## [Exercise requirements]
Wherever the word "benachrichtigt" turns up in a line of the entries, copy that line.

Extracted records:
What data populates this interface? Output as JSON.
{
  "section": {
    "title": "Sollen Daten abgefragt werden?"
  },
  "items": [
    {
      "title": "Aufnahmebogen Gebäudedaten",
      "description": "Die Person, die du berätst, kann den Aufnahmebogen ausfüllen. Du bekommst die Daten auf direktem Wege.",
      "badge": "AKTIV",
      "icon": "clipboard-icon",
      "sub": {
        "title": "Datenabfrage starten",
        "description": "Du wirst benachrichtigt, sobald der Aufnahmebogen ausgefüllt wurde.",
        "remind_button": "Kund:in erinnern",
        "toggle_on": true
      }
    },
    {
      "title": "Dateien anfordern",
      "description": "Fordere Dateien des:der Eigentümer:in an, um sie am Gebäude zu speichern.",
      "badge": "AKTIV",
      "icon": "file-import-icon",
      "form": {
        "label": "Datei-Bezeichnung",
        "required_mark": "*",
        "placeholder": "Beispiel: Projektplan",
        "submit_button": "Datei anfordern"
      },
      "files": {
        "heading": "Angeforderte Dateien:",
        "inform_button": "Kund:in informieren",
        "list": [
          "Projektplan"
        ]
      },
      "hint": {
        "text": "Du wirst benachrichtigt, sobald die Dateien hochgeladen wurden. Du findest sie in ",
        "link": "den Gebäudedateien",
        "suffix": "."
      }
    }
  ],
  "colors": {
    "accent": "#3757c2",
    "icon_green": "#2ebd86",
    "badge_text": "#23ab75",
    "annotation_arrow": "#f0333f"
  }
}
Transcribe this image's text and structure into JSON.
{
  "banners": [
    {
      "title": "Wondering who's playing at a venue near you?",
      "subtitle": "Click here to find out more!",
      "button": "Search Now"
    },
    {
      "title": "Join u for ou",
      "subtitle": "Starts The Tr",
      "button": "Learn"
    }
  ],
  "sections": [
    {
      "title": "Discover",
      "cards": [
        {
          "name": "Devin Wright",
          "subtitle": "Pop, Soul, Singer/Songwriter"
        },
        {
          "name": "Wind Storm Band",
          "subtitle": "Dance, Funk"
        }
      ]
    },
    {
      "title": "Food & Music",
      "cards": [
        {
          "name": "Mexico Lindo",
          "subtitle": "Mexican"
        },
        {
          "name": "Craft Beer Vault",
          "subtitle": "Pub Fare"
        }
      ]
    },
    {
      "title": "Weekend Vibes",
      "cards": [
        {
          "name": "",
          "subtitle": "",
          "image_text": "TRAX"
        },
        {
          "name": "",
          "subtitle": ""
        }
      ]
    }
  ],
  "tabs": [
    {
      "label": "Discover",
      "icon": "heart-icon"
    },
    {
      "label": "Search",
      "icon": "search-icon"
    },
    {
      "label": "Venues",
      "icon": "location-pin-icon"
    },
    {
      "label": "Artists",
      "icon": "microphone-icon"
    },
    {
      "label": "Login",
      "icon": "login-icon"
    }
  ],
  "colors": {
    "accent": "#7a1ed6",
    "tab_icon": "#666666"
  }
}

## [Correct answer]
        "description": "Du wirst benachrichtigt, sobald der Aufnahmebogen ausgefüllt wurde.",
        "text": "Du wirst benachrichtigt, sobald die Dateien hochgeladen wurden. Du findest sie in ",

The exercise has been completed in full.